**Set task**
Output the entries below exactly as written, omitting pictures.

**Entries shown**
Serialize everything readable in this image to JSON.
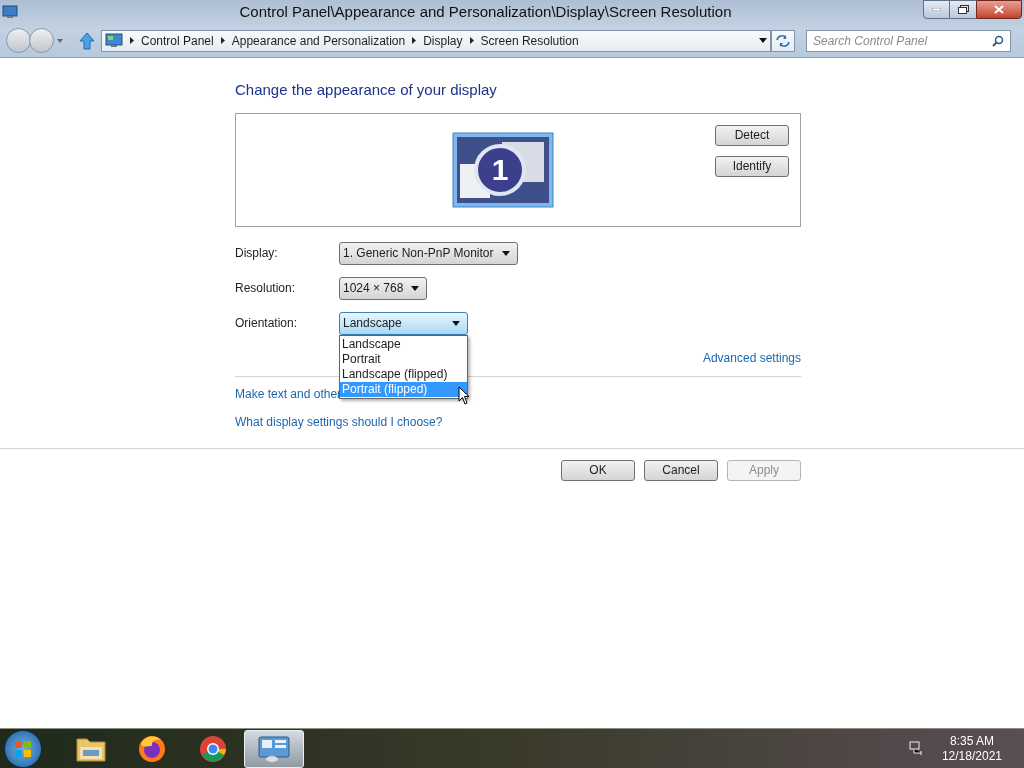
{
  "window": {
    "title": "Control Panel\\Appearance and Personalization\\Display\\Screen Resolution"
  },
  "address_bar": {
    "breadcrumbs": [
      "Control Panel",
      "Appearance and Personalization",
      "Display",
      "Screen Resolution"
    ]
  },
  "search": {
    "placeholder": "Search Control Panel"
  },
  "heading": "Change the appearance of your display",
  "monitor": {
    "label": "1",
    "selected": true
  },
  "display_buttons": [
    "Detect",
    "Identify"
  ],
  "fields": [
    {
      "label": "Display:",
      "value": "1. Generic Non-PnP Monitor",
      "open": false
    },
    {
      "label": "Resolution:",
      "value": "1024 × 768",
      "open": false
    },
    {
      "label": "Orientation:",
      "value": "Landscape",
      "open": true
    }
  ],
  "orientation_menu": [
    {
      "label": "Landscape",
      "selected": false
    },
    {
      "label": "Portrait",
      "selected": false
    },
    {
      "label": "Landscape (flipped)",
      "selected": false
    },
    {
      "label": "Portrait (flipped)",
      "selected": true
    }
  ],
  "advanced_link": "Advanced settings",
  "links": [
    "Make text and other",
    "What display settings should I choose?"
  ],
  "buttons": [
    {
      "label": "OK",
      "disabled": false
    },
    {
      "label": "Cancel",
      "disabled": false
    },
    {
      "label": "Apply",
      "disabled": true
    }
  ],
  "taskbar": {
    "apps": [
      {
        "kind": "folder",
        "selected": false
      },
      {
        "kind": "firefox",
        "selected": false
      },
      {
        "kind": "chrome",
        "selected": false
      },
      {
        "kind": "display",
        "selected": true
      }
    ],
    "time": "8:35 AM",
    "date": "12/18/2021"
  }
}
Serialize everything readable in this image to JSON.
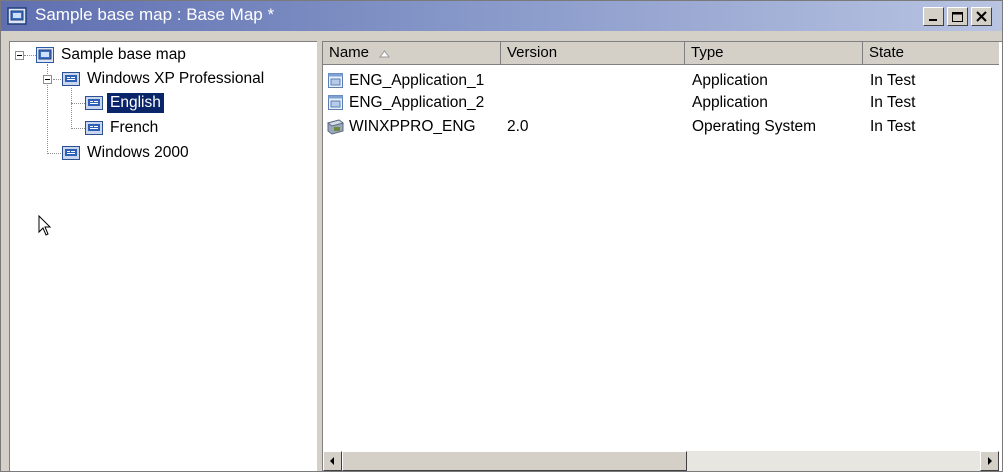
{
  "window": {
    "title": "Sample base map : Base Map *"
  },
  "tree": {
    "items": [
      {
        "label": "Sample base map",
        "icon": "base-map-icon"
      },
      {
        "label": "Windows XP Professional",
        "icon": "os-icon"
      },
      {
        "label": "English",
        "icon": "os-icon",
        "selected": true
      },
      {
        "label": "French",
        "icon": "os-icon"
      },
      {
        "label": "Windows 2000",
        "icon": "os-icon"
      }
    ]
  },
  "list": {
    "columns": [
      "Name",
      "Version",
      "Type",
      "State"
    ],
    "sort": {
      "column": "Name",
      "direction": "ascending"
    },
    "rows": [
      {
        "name": "ENG_Application_1",
        "version": "",
        "type": "Application",
        "state": "In Test",
        "icon": "application-icon"
      },
      {
        "name": "ENG_Application_2",
        "version": "",
        "type": "Application",
        "state": "In Test",
        "icon": "application-icon"
      },
      {
        "name": "WINXPPRO_ENG",
        "version": "2.0",
        "type": "Operating System",
        "state": "In Test",
        "icon": "operating-system-icon"
      }
    ]
  },
  "colors": {
    "titlebar_start": "#5f6fb0",
    "titlebar_end": "#b9c4e2",
    "selection": "#0a246a",
    "chrome": "#d4d0c8"
  }
}
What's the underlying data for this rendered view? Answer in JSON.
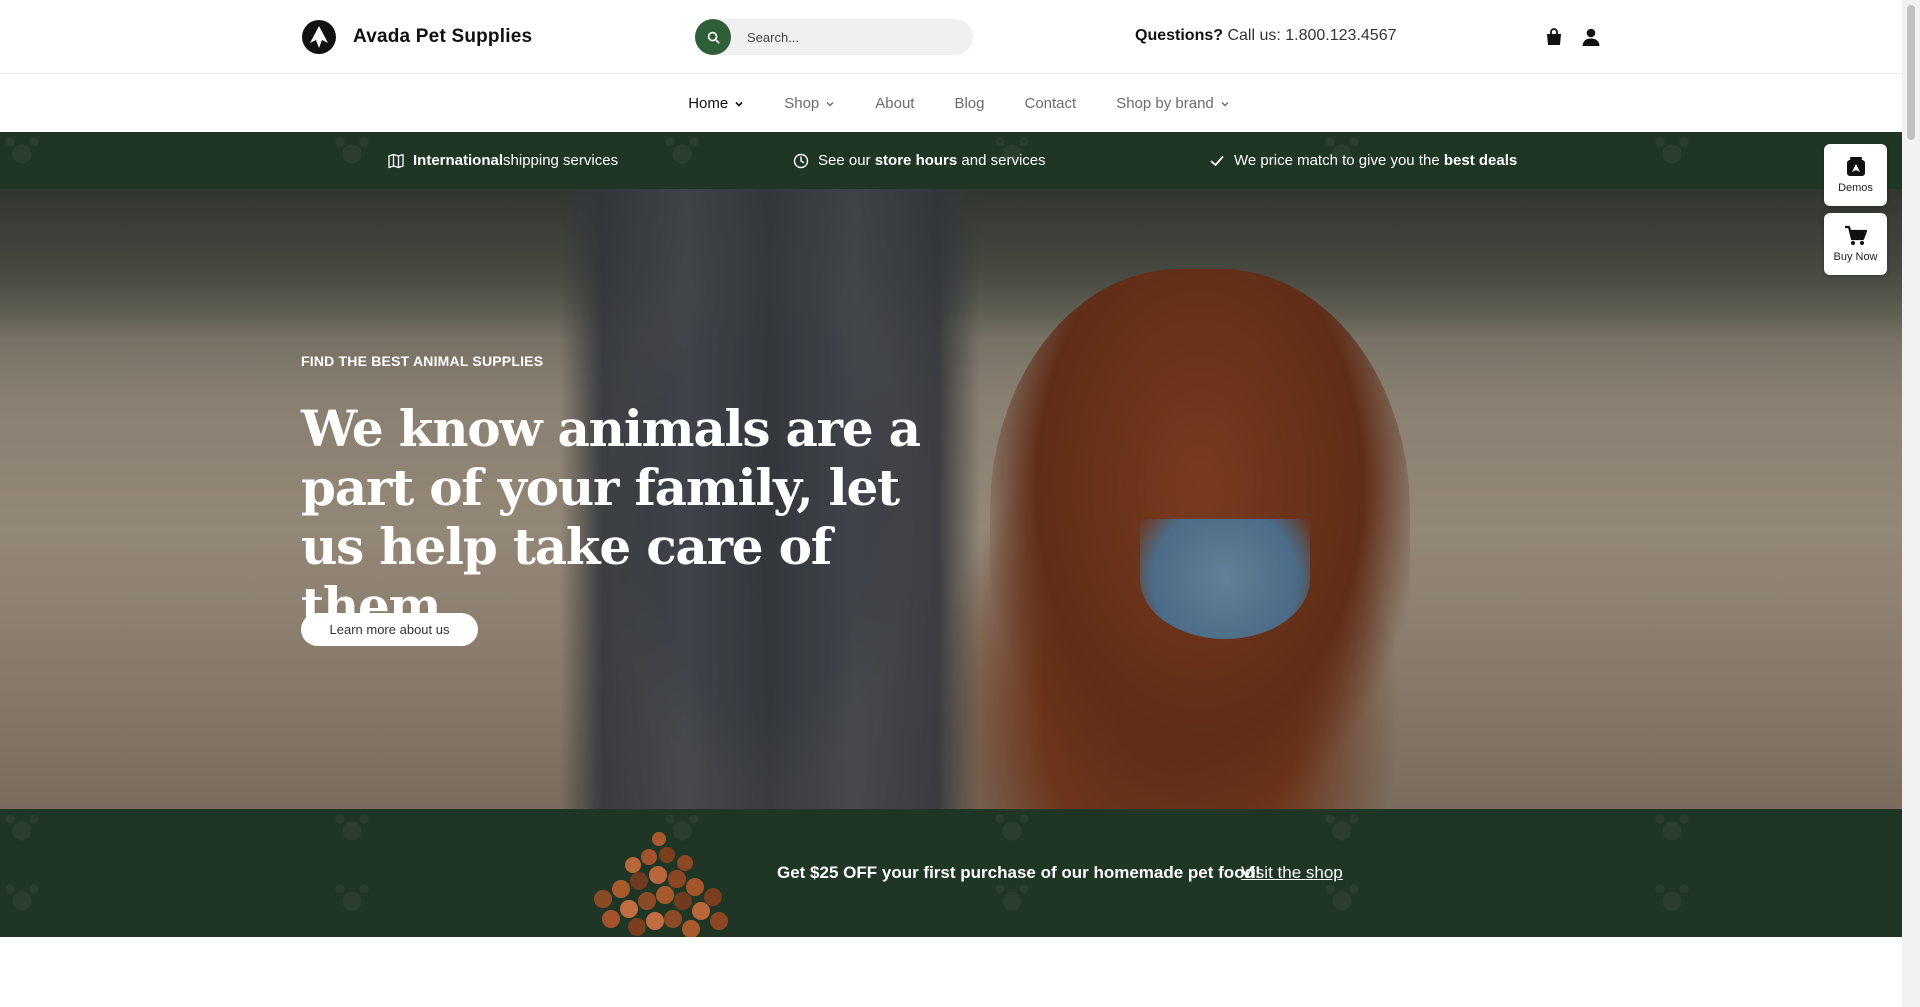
{
  "brand": {
    "name": "Avada Pet Supplies",
    "logo_icon": "paw-logo-icon"
  },
  "search": {
    "placeholder": "Search...",
    "icon": "search-icon"
  },
  "contact": {
    "prefix": "Questions?",
    "text": "Call us: 1.800.123.4567"
  },
  "header_icons": [
    "shopping-bag-icon",
    "user-icon"
  ],
  "nav": {
    "items": [
      {
        "label": "Home",
        "has_dropdown": true,
        "active": true
      },
      {
        "label": "Shop",
        "has_dropdown": true
      },
      {
        "label": "About"
      },
      {
        "label": "Blog"
      },
      {
        "label": "Contact"
      },
      {
        "label": "Shop by brand",
        "has_dropdown": true
      }
    ]
  },
  "features": {
    "shipping": {
      "strong": "International",
      "rest": " shipping services",
      "icon": "map-icon"
    },
    "hours": {
      "pre": "See our ",
      "strong": "store hours",
      "post": " and services",
      "icon": "clock-icon"
    },
    "price": {
      "pre": "We price match to give you the ",
      "strong": "best deals",
      "icon": "check-icon"
    }
  },
  "hero": {
    "eyebrow": "FIND THE BEST ANIMAL SUPPLIES",
    "headline": "We know animals are a part of your family, let us help take care of them",
    "button": "Learn more about us"
  },
  "promo": {
    "text": "Get $25 OFF your first purchase of our homemade pet food!",
    "link": "Visit the shop"
  },
  "side_widgets": {
    "demos": "Demos",
    "buy_now": "Buy Now"
  },
  "colors": {
    "brand_green": "#2f5f39",
    "dark_green_strip": "#1f3525",
    "white": "#ffffff"
  }
}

**Final answer**
Serialize everything readable in this image to JSON.
{
  "window": {
    "title": "Control Panel\\Appearance and Personalization\\Display\\Screen Resolution"
  },
  "address_bar": {
    "breadcrumbs": [
      "Control Panel",
      "Appearance and Personalization",
      "Display",
      "Screen Resolution"
    ]
  },
  "search": {
    "placeholder": "Search Control Panel"
  },
  "heading": "Change the appearance of your display",
  "monitor": {
    "label": "1",
    "selected": true
  },
  "display_buttons": [
    "Detect",
    "Identify"
  ],
  "fields": [
    {
      "label": "Display:",
      "value": "1. Generic Non-PnP Monitor",
      "open": false
    },
    {
      "label": "Resolution:",
      "value": "1024 × 768",
      "open": false
    },
    {
      "label": "Orientation:",
      "value": "Landscape",
      "open": true
    }
  ],
  "orientation_menu": [
    {
      "label": "Landscape",
      "selected": false
    },
    {
      "label": "Portrait",
      "selected": false
    },
    {
      "label": "Landscape (flipped)",
      "selected": false
    },
    {
      "label": "Portrait (flipped)",
      "selected": true
    }
  ],
  "advanced_link": "Advanced settings",
  "links": [
    "Make text and other",
    "What display settings should I choose?"
  ],
  "buttons": [
    {
      "label": "OK",
      "disabled": false
    },
    {
      "label": "Cancel",
      "disabled": false
    },
    {
      "label": "Apply",
      "disabled": true
    }
  ],
  "taskbar": {
    "apps": [
      {
        "kind": "folder",
        "selected": false
      },
      {
        "kind": "firefox",
        "selected": false
      },
      {
        "kind": "chrome",
        "selected": false
      },
      {
        "kind": "display",
        "selected": true
      }
    ],
    "time": "8:35 AM",
    "date": "12/18/2021"
  }
}
Serialize everything readable in this image to JSON.
{
  "window": {
    "title": "Sample base map : Base Map *"
  },
  "tree": {
    "items": [
      {
        "label": "Sample base map",
        "icon": "base-map-icon"
      },
      {
        "label": "Windows XP Professional",
        "icon": "os-icon"
      },
      {
        "label": "English",
        "icon": "os-icon",
        "selected": true
      },
      {
        "label": "French",
        "icon": "os-icon"
      },
      {
        "label": "Windows 2000",
        "icon": "os-icon"
      }
    ]
  },
  "list": {
    "columns": [
      "Name",
      "Version",
      "Type",
      "State"
    ],
    "sort": {
      "column": "Name",
      "direction": "ascending"
    },
    "rows": [
      {
        "name": "ENG_Application_1",
        "version": "",
        "type": "Application",
        "state": "In Test",
        "icon": "application-icon"
      },
      {
        "name": "ENG_Application_2",
        "version": "",
        "type": "Application",
        "state": "In Test",
        "icon": "application-icon"
      },
      {
        "name": "WINXPPRO_ENG",
        "version": "2.0",
        "type": "Operating System",
        "state": "In Test",
        "icon": "operating-system-icon"
      }
    ]
  },
  "colors": {
    "titlebar_start": "#5f6fb0",
    "titlebar_end": "#b9c4e2",
    "selection": "#0a246a",
    "chrome": "#d4d0c8"
  }
}
What's the underlying data for this rendered view? Answer in JSON.
{
  "brand": {
    "name": "Avada Pet Supplies",
    "logo_icon": "paw-logo-icon"
  },
  "search": {
    "placeholder": "Search...",
    "icon": "search-icon"
  },
  "contact": {
    "prefix": "Questions?",
    "text": "Call us: 1.800.123.4567"
  },
  "header_icons": [
    "shopping-bag-icon",
    "user-icon"
  ],
  "nav": {
    "items": [
      {
        "label": "Home",
        "has_dropdown": true,
        "active": true
      },
      {
        "label": "Shop",
        "has_dropdown": true
      },
      {
        "label": "About"
      },
      {
        "label": "Blog"
      },
      {
        "label": "Contact"
      },
      {
        "label": "Shop by brand",
        "has_dropdown": true
      }
    ]
  },
  "features": {
    "shipping": {
      "strong": "International",
      "rest": " shipping services",
      "icon": "map-icon"
    },
    "hours": {
      "pre": "See our ",
      "strong": "store hours",
      "post": " and services",
      "icon": "clock-icon"
    },
    "price": {
      "pre": "We price match to give you the ",
      "strong": "best deals",
      "icon": "check-icon"
    }
  },
  "hero": {
    "eyebrow": "FIND THE BEST ANIMAL SUPPLIES",
    "headline": "We know animals are a part of your family, let us help take care of them",
    "button": "Learn more about us"
  },
  "promo": {
    "text": "Get $25 OFF your first purchase of our homemade pet food!",
    "link": "Visit the shop"
  },
  "side_widgets": {
    "demos": "Demos",
    "buy_now": "Buy Now"
  },
  "colors": {
    "brand_green": "#2f5f39",
    "dark_green_strip": "#1f3525",
    "white": "#ffffff"
  }
}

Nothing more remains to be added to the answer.